**What the exercise asks**
Copy out each line below that has the word "sind" in it.

**Materials provided**
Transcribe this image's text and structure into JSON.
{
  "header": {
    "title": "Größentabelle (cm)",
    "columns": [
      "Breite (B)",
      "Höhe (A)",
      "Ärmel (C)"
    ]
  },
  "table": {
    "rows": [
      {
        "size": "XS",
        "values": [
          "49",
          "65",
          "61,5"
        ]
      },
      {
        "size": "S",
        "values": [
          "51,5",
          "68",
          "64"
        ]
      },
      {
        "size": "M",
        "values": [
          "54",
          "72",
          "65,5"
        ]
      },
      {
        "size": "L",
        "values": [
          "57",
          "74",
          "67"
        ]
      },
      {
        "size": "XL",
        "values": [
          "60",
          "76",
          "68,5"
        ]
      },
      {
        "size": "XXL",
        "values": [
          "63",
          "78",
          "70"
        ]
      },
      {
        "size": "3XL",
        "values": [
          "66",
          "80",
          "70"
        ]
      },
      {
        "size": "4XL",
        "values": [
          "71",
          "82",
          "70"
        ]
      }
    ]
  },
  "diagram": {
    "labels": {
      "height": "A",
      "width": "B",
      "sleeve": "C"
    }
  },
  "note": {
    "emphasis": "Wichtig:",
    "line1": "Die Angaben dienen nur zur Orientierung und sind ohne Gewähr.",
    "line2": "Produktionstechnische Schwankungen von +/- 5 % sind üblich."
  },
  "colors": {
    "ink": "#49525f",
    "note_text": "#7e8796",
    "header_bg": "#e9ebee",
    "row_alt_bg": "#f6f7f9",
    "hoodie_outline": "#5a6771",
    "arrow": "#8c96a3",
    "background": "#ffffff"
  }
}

**Full output**
    "line1": "Die Angaben dienen nur zur Orientierung und sind ohne Gewähr.",
    "line2": "Produktionstechnische Schwankungen von +/- 5 % sind üblich."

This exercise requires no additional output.